----- Exercise material -----
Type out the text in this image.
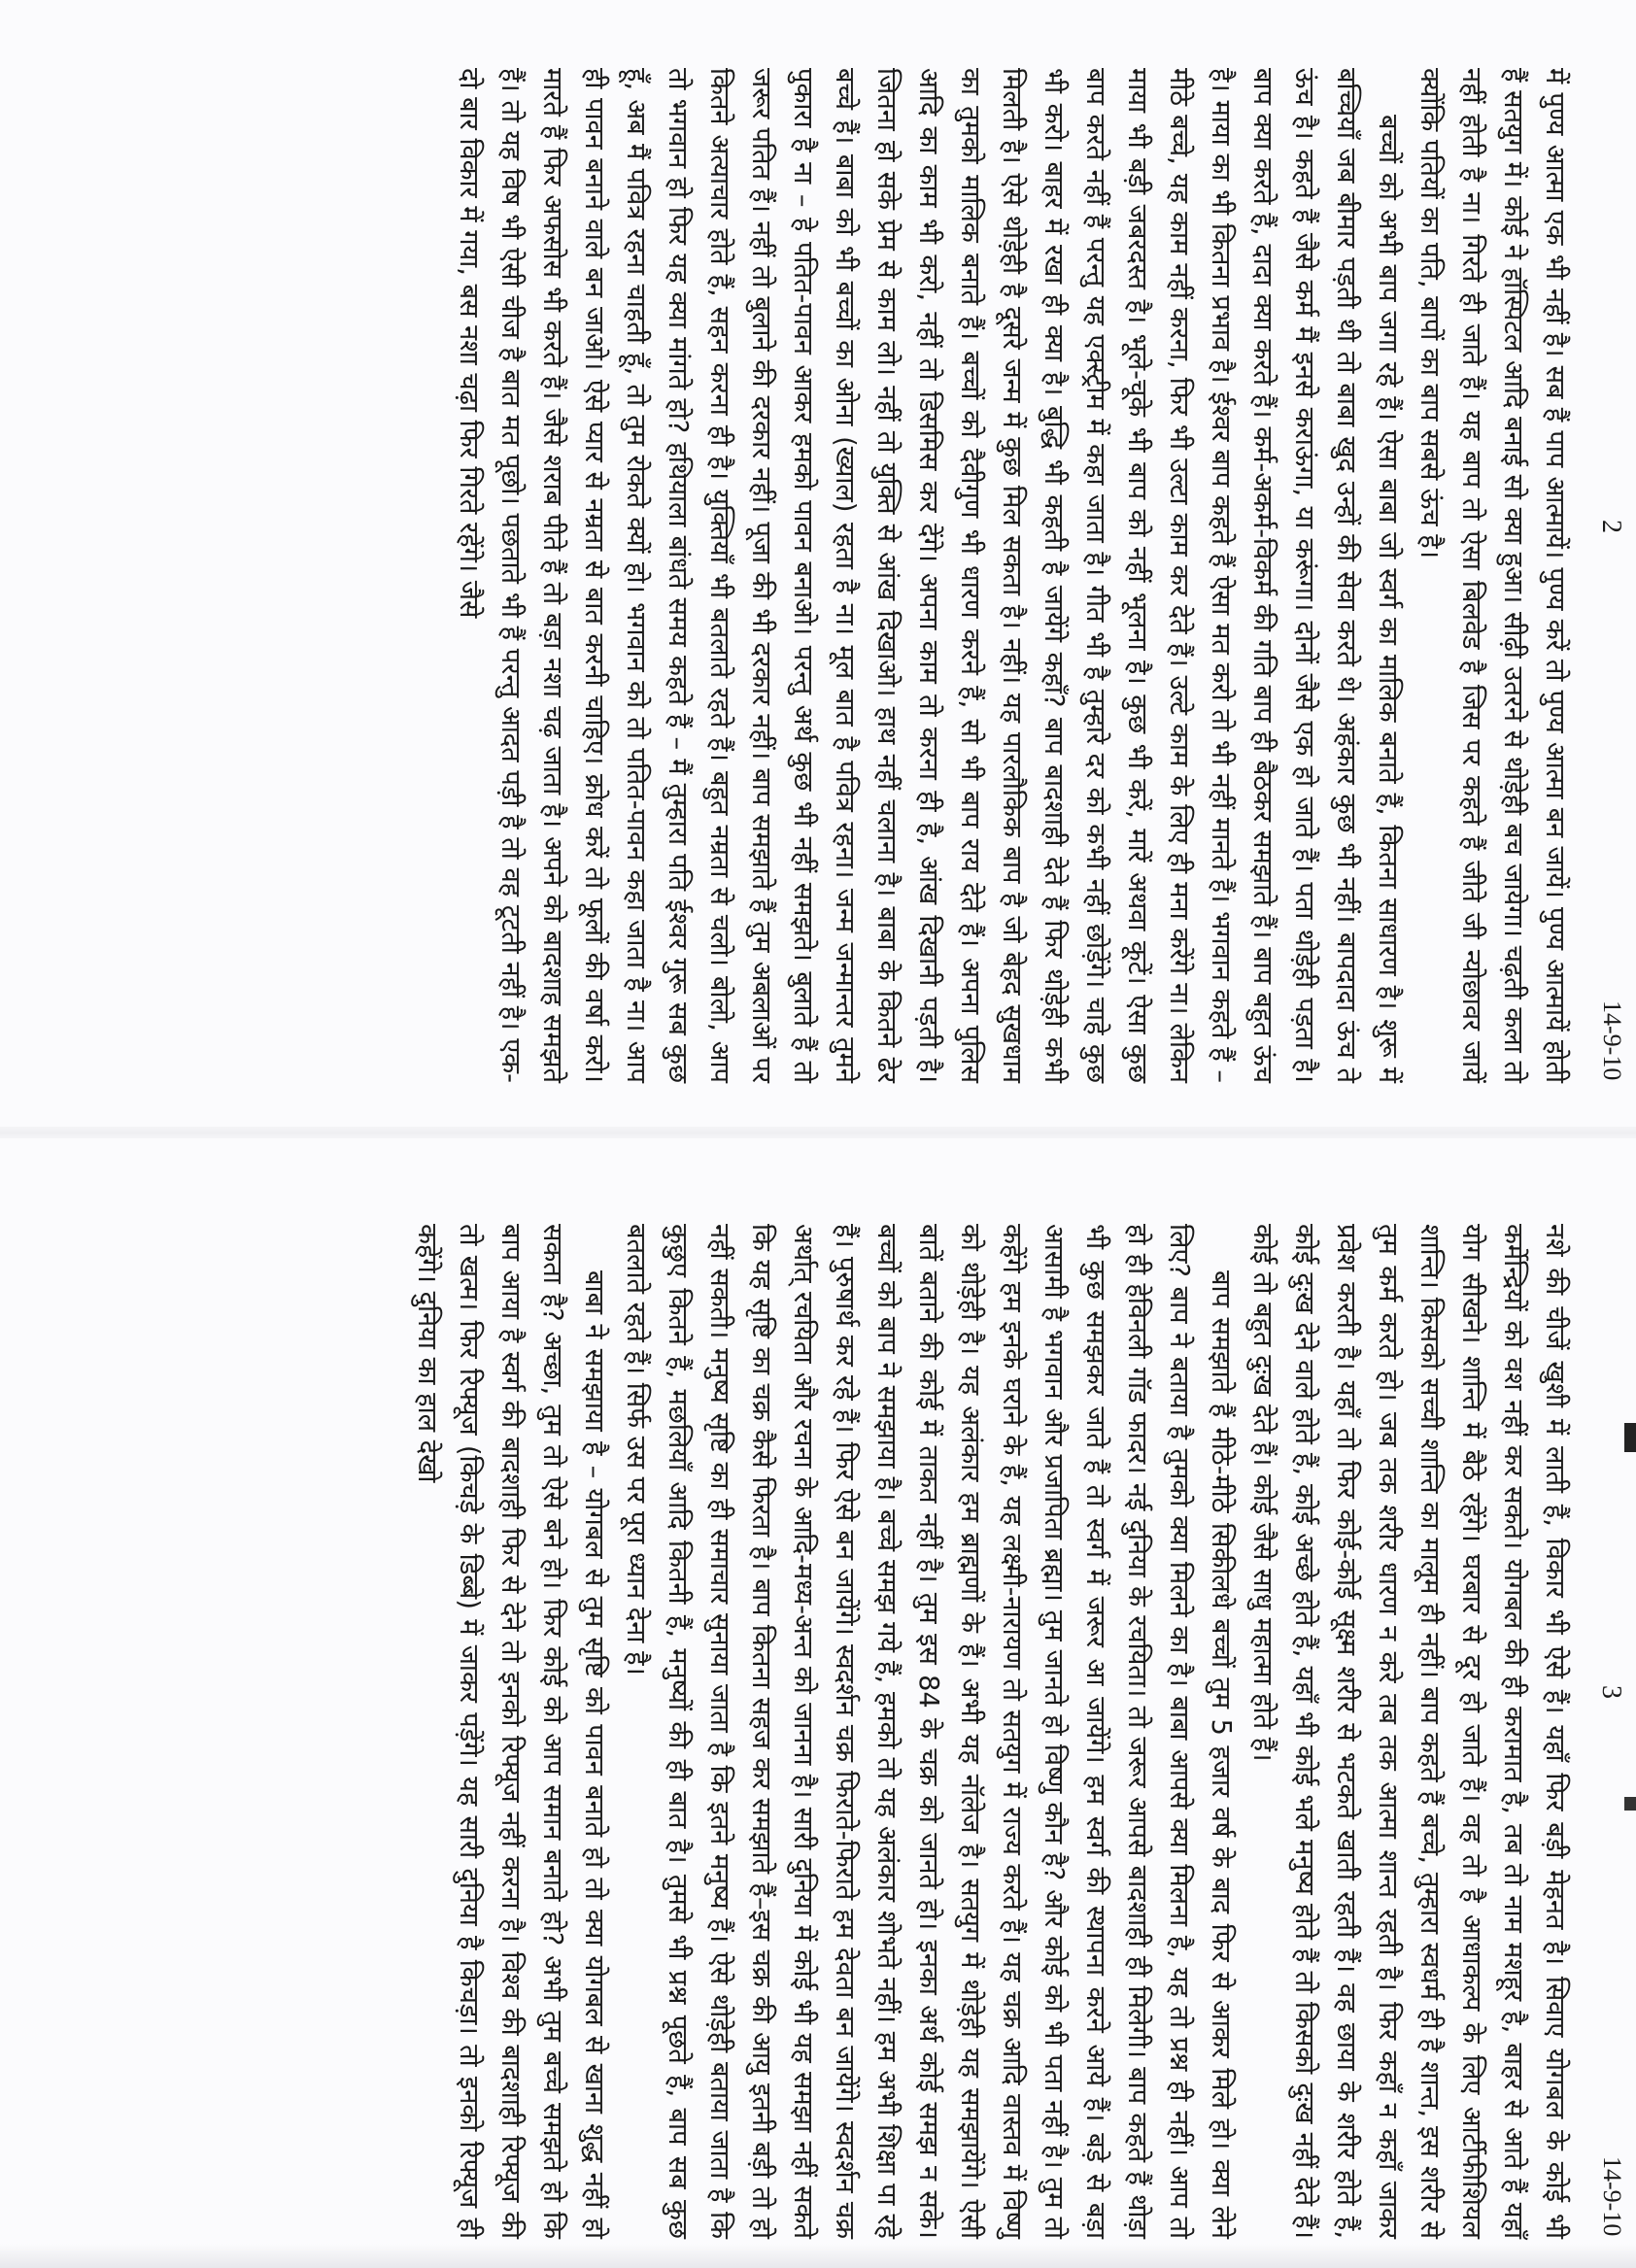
2
14-9-10

में पुण्य आत्मा एक भी नहीं है। सब हैं पाप आत्मायें। पुण्य करें तो पुण्य आत्मा बन जायें। पुण्य आत्मायें होती हैं सतयुग में। कोई ने हॉस्पिटल आदि बनाई सो क्या हुआ। सीढ़ी उतरने से थोड़ेही बच जायेगा। चढ़ती कला तो नहीं होती है ना। गिरते ही जाते हैं। यह बाप तो ऐसा बिलवेड है जिस पर कहते हैं जीते जी न्योछावर जायें क्योंकि पतियों का पति, बापों का बाप सबसे ऊंच है।

बच्चों को अभी बाप जगा रहे हैं। ऐसा बाबा जो स्वर्ग का मालिक बनाते हैं, कितना साधारण है। शुरू में बच्चियाँ जब बीमार पड़ती थी तो बाबा खुद उन्हों की सेवा करते थे। अहंकार कुछ भी नहीं। बापदादा ऊंच ते ऊंच है। कहते हैं जैसे कर्म मैं इनसे कराऊंगा, या करूंगा। दोनों जैसे एक हो जाते हैं। पता थोड़ेही पड़ता है। बाप क्या करते हैं, दादा क्या करते हैं। कर्म-अकर्म-विकर्म की गति बाप ही बैठकर समझाते हैं। बाप बहुत ऊंच है। माया का भी कितना प्रभाव है। ईश्वर बाप कहते हैं ऐसा मत करो तो भी नहीं मानते हैं। भगवान कहते हैं – मीठे बच्चे, यह काम नहीं करना, फिर भी उल्टा काम कर देते हैं। उल्टे काम के लिए ही मना करेंगे ना। लेकिन माया भी बड़ी जबरदस्त है। भूले-चूके भी बाप को नहीं भूलना है। कुछ भी करें, मारें अथवा कूटें। ऐसा कुछ बाप करते नहीं हैं परन्तु यह एक्स्ट्रीम में कहा जाता है। गीत भी है तुम्हारे दर को कभी नहीं छोड़ेंगे। चाहे कुछ भी करो। बाहर में रखा ही क्या है। बुद्धि भी कहती है जायेंगे कहाँ? बाप बादशाही देते हैं फिर थोड़ेही कभी मिलती है। ऐसे थोड़ेही है दूसरे जन्म में कुछ मिल सकता है। नहीं। यह पारलौकिक बाप है जो बेहद सुखधाम का तुमको मालिक बनाते हैं। बच्चों को दैवीगुण भी धारण करने हैं, सो भी बाप राय देते हैं। अपना पुलिस आदि का काम भी करो, नहीं तो डिसमिस कर देंगे। अपना काम तो करना ही है, आंख दिखानी पड़ती है। जितना हो सके प्रेम से काम लो। नहीं तो युक्ति से आंख दिखाओ। हाथ नहीं चलाना है। बाबा के कितने ढेर बच्चे हैं। बाबा को भी बच्चों का ओना (ख्याल) रहता है ना। मूल बात है पवित्र रहना। जन्म जन्मान्तर तुमने पुकारा है ना – हे पतित-पावन आकर हमको पावन बनाओ। परन्तु अर्थ कुछ भी नहीं समझते। बुलाते हैं तो जरूर पतित हैं। नहीं तो बुलाने की दरकार नहीं। पूजा की भी दरकार नहीं। बाप समझाते हैं तुम अबलाओं पर कितने अत्याचार होते हैं, सहन करना ही है। युक्तियाँ भी बतलाते रहते हैं। बहुत नम्रता से चलो। बोलो, आप तो भगवान हो फिर यह क्या मांगते हो? हथियाला बांधते समय कहते हैं – मैं तुम्हारा पति ईश्वर गुरू सब कुछ हूँ, अब मैं पवित्र रहना चाहती हूँ, तो तुम रोकते क्यों हो। भगवान को तो पतित-पावन कहा जाता है ना। आप ही पावन बनाने वाले बन जाओ। ऐसे प्यार से नम्रता से बात करनी चाहिए। क्रोध करें तो फूलों की वर्षा करो। मारते हैं फिर अफसोस भी करते हैं। जैसे शराब पीते हैं तो बड़ा नशा चढ़ जाता है। अपने को बादशाह समझते हैं। तो यह विष भी ऐसी चीज है बात मत पूछो। पछताते भी हैं परन्तु आदत पड़ी है तो वह टूटती नहीं है। एक-दो बार विकार में गया, बस नशा चढ़ा फिर गिरते रहेंगे। जैसे

3
14-9-10

नशे की चीजें खुशी में लाती हैं, विकार भी ऐसे हैं। यहाँ फिर बड़ी मेहनत है। सिवाए योगबल के कोई भी कर्मेन्द्रियों को वश नहीं कर सकते। योगबल की ही करामात है, तब तो नाम मशहूर है, बाहर से आते हैं यहाँ योग सीखने। शान्ति में बैठे रहेंगे। घरबार से दूर हो जाते हैं। वह तो है आधाकल्प के लिए आर्टीफीशियल शान्ति। किसको सच्ची शान्ति का मालूम ही नहीं। बाप कहते हैं बच्चे, तुम्हारा स्वधर्म ही है शान्त, इस शरीर से तुम कर्म करते हो। जब तक शरीर धारण न करे तब तक आत्मा शान्त रहती है। फिर कहाँ न कहाँ जाकर प्रवेश करती है। यहाँ तो फिर कोई-कोई सूक्ष्म शरीर से भटकते खाती रहती हैं। वह छाया के शरीर होते हैं, कोई दुःख देने वाले होते हैं, कोई अच्छे होते हैं, यहाँ भी कोई भले मनुष्य होते हैं तो किसको दुःख नहीं देते हैं। कोई तो बहुत दुःख देते हैं। कोई जैसे साधु महात्मा होते हैं।

बाप समझाते हैं मीठे-मीठे सिकीलधे बच्चों तुम 5 हजार वर्ष के बाद फिर से आकर मिले हो। क्या लेने लिए? बाप ने बताया है तुमको क्या मिलने का है। बाबा आपसे क्या मिलना है, यह तो प्रश्न ही नहीं। आप तो हो ही हेविनली गॉड फादर। नई दुनिया के रचयिता। तो जरूर आपसे बादशाही ही मिलेगी। बाप कहते हैं थोड़ा भी कुछ समझकर जाते हैं तो स्वर्ग में जरूर आ जायेंगे। हम स्वर्ग की स्थापना करने आये हैं। बड़े से बड़ा आसामी है भगवान और प्रजापिता ब्रह्मा। तुम जानते हो विष्णु कौन है? और कोई को भी पता नहीं है। तुम तो कहेंगे हम इनके घराने के हैं, यह लक्ष्मी-नारायण तो सतयुग में राज्य करते हैं। यह चक्र आदि वास्तव में विष्णु को थोड़ेही है। यह अलंकार हम ब्राह्मणों के हैं। अभी यह नॉलेज है। सतयुग में थोड़ेही यह समझायेंगे। ऐसी बातें बताने की कोई में ताकत नहीं है। तुम इस 84 के चक्र को जानते हो। इनका अर्थ कोई समझ न सके। बच्चों को बाप ने समझाया है। बच्चे समझ गये हैं, हमको तो यह अलंकार शोभते नहीं। हम अभी शिक्षा पा रहे हैं। पुरुषार्थ कर रहे हैं। फिर ऐसे बन जायेंगे। स्वदर्शन चक्र फिराते-फिराते हम देवता बन जायेंगे। स्वदर्शन चक्र अर्थात् रचयिता और रचना के आदि-मध्य-अन्त को जानना है। सारी दुनिया में कोई भी यह समझा नहीं सकते कि यह सृष्टि का चक्र कैसे फिरता है। बाप कितना सहज कर समझाते हैं–इस चक्र की आयु इतनी बड़ी तो हो नहीं सकती। मनुष्य सृष्टि का ही समाचार सुनाया जाता है कि इतने मनुष्य हैं। ऐसे थोड़ेही बताया जाता है कि कुछुए कितने हैं, मछलियाँ आदि कितनी हैं, मनुष्यों की ही बात है। तुमसे भी प्रश्न पूछते हैं, बाप सब कुछ बतलाते रहते हैं। सिर्फ उस पर पूरा ध्यान देना है।

बाबा ने समझाया है – योगबल से तुम सृष्टि को पावन बनाते हो तो क्या योगबल से खाना शुद्ध नहीं हो सकता है? अच्छा, तुम तो ऐसे बने हो। फिर कोई को आप समान बनाते हो? अभी तुम बच्चे समझते हो कि बाप आया है स्वर्ग की बादशाही फिर से देने तो इनको रिफ्यूज नहीं करना है। विश्व की बादशाही रिफ्यूज की तो खत्म। फिर रिफ्यूज (किचड़े के डिब्बे) में जाकर पड़ेंगे। यह सारी दुनिया है किचड़ा। तो इनको रिफ्यूज ही कहेंगे। दुनिया का हाल देखो
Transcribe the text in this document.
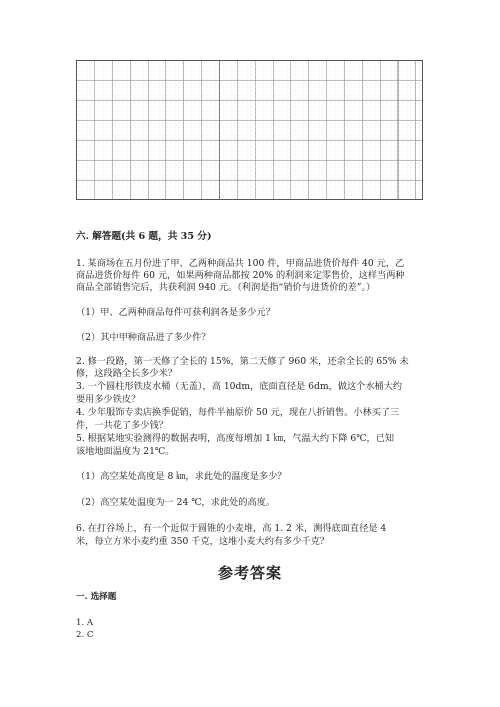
六. 解答题(共 6 题，共 35 分)
1. 某商场在五月份进了甲、乙两种商品共 100 件，甲商品进货价每件 40 元，乙
商品进货价每件 60 元，如果两种商品都按 20% 的利润来定零售价，这样当两种
商品全部销售完后，共获利润 940 元。（利润是指“销价与进货价的差”。）
（1）甲、乙两种商品每件可获利润各是多少元？
（2）其中甲种商品进了多少件？
2. 修一段路，第一天修了全长的 15%，第二天修了 960 米，还余全长的 65% 未
修，这段路全长多少米？
3. 一个圆柱形铁皮水桶（无盖），高 10dm，底面直径是 6dm，做这个水桶大约
要用多少铁皮？
4. 少年服饰专卖店换季促销，每件半袖原价 50 元，现在八折销售。小林买了三
件，一共花了多少钱？
5. 根据某地实验测得的数据表明，高度每增加 1 ㎞，气温大约下降 6℃，已知
该地地面温度为 21℃。
（1）高空某处高度是 8 ㎞，求此处的温度是多少？
（2）高空某处温度为一 24 ℃，求此处的高度。
6. 在打谷场上，有一个近似于圆锥的小麦堆，高 1. 2 米，测得底面直径是 4
米，每立方米小麦约重 350 千克，这堆小麦大约有多少千克？
参考答案
一. 选择题
1. A
2. C
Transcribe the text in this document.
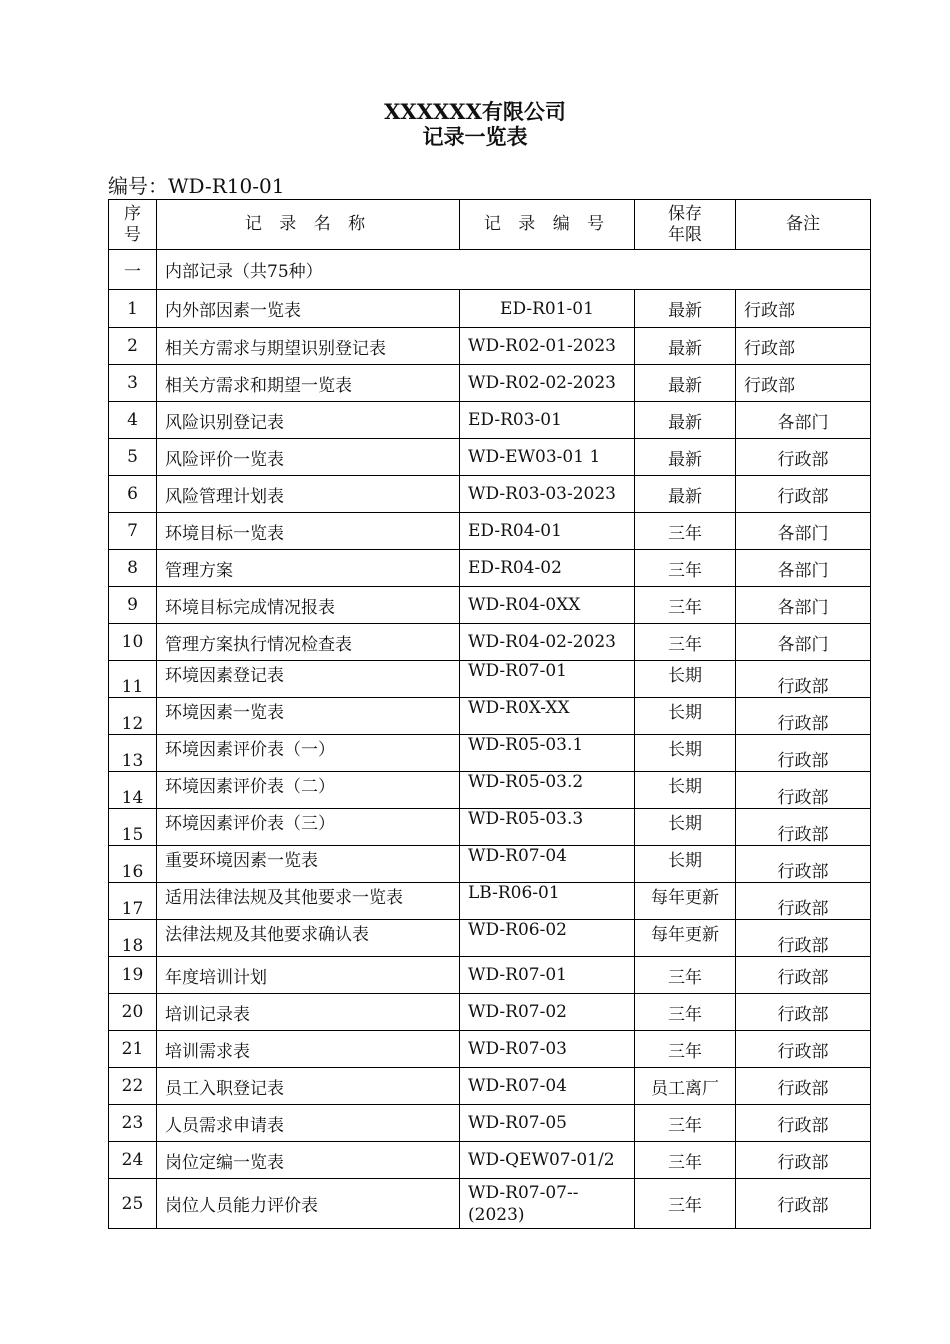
XXXXXX有限公司
记录一览表
编号：WD-R10-01
序号	记 录 名 称	记 录 编 号	保存年限	备注
一	内部记录（共75种）			
1	内外部因素一览表	ED-R01-01	最新	行政部
2	相关方需求与期望识别登记表	WD-R02-01-2023	最新	行政部
3	相关方需求和期望一览表	WD-R02-02-2023	最新	行政部
4	风险识别登记表	ED-R03-01	最新	各部门
5	风险评价一览表	WD-EW03-01 1	最新	行政部
6	风险管理计划表	WD-R03-03-2023	最新	行政部
7	环境目标一览表	ED-R04-01	三年	各部门
8	管理方案	ED-R04-02	三年	各部门
9	环境目标完成情况报表	WD-R04-0XX	三年	各部门
10	管理方案执行情况检查表	WD-R04-02-2023	三年	各部门
11	环境因素登记表	WD-R07-01	长期	行政部
12	环境因素一览表	WD-R0X-XX	长期	行政部
13	环境因素评价表（一）	WD-R05-03.1	长期	行政部
14	环境因素评价表（二）	WD-R05-03.2	长期	行政部
15	环境因素评价表（三）	WD-R05-03.3	长期	行政部
16	重要环境因素一览表	WD-R07-04	长期	行政部
17	适用法律法规及其他要求一览表	LB-R06-01	每年更新	行政部
18	法律法规及其他要求确认表	WD-R06-02	每年更新	行政部
19	年度培训计划	WD-R07-01	三年	行政部
20	培训记录表	WD-R07-02	三年	行政部
21	培训需求表	WD-R07-03	三年	行政部
22	员工入职登记表	WD-R07-04	员工离厂	行政部
23	人员需求申请表	WD-R07-05	三年	行政部
24	岗位定编一览表	WD-QEW07-01/2	三年	行政部
25	岗位人员能力评价表	WD-R07-07--(2023)	三年	行政部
-----
Problem description
List all lines in the material containing the string "每年更新".

Correct response
17	适用法律法规及其他要求一览表	LB-R06-01	每年更新	行政部
18	法律法规及其他要求确认表	WD-R06-02	每年更新	行政部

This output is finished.